━━━━━ Dataset excerpts
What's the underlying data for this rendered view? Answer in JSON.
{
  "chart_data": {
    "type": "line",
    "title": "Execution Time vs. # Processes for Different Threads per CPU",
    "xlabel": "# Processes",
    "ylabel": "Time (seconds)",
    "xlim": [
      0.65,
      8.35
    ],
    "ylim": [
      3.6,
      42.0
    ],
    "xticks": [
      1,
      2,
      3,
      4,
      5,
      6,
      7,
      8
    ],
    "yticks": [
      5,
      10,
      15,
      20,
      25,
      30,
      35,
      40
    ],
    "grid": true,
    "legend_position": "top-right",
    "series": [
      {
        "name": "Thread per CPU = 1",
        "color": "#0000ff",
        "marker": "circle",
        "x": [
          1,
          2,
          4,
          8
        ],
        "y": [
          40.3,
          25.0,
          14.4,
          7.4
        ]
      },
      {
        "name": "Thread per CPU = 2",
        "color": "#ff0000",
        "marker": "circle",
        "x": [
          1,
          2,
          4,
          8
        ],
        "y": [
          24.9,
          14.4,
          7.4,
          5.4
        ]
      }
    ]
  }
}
━━━━━━━━━━
--- Given problem ---
Extract all of the data shown above without alteration.

--- Result for this task ---
What's the underlying data for this rendered view? Answer in JSON.
{
  "chart_data": {
    "type": "line",
    "title": "Execution Time vs. # Processes for Different Threads per CPU",
    "xlabel": "# Processes",
    "ylabel": "Time (seconds)",
    "xlim": [
      0.65,
      8.35
    ],
    "ylim": [
      3.6,
      42.0
    ],
    "xticks": [
      1,
      2,
      3,
      4,
      5,
      6,
      7,
      8
    ],
    "yticks": [
      5,
      10,
      15,
      20,
      25,
      30,
      35,
      40
    ],
    "grid": true,
    "legend_position": "top-right",
    "series": [
      {
        "name": "Thread per CPU = 1",
        "color": "#0000ff",
        "marker": "circle",
        "x": [
          1,
          2,
          4,
          8
        ],
        "y": [
          40.3,
          25.0,
          14.4,
          7.4
        ]
      },
      {
        "name": "Thread per CPU = 2",
        "color": "#ff0000",
        "marker": "circle",
        "x": [
          1,
          2,
          4,
          8
        ],
        "y": [
          24.9,
          14.4,
          7.4,
          5.4
        ]
      }
    ]
  }
}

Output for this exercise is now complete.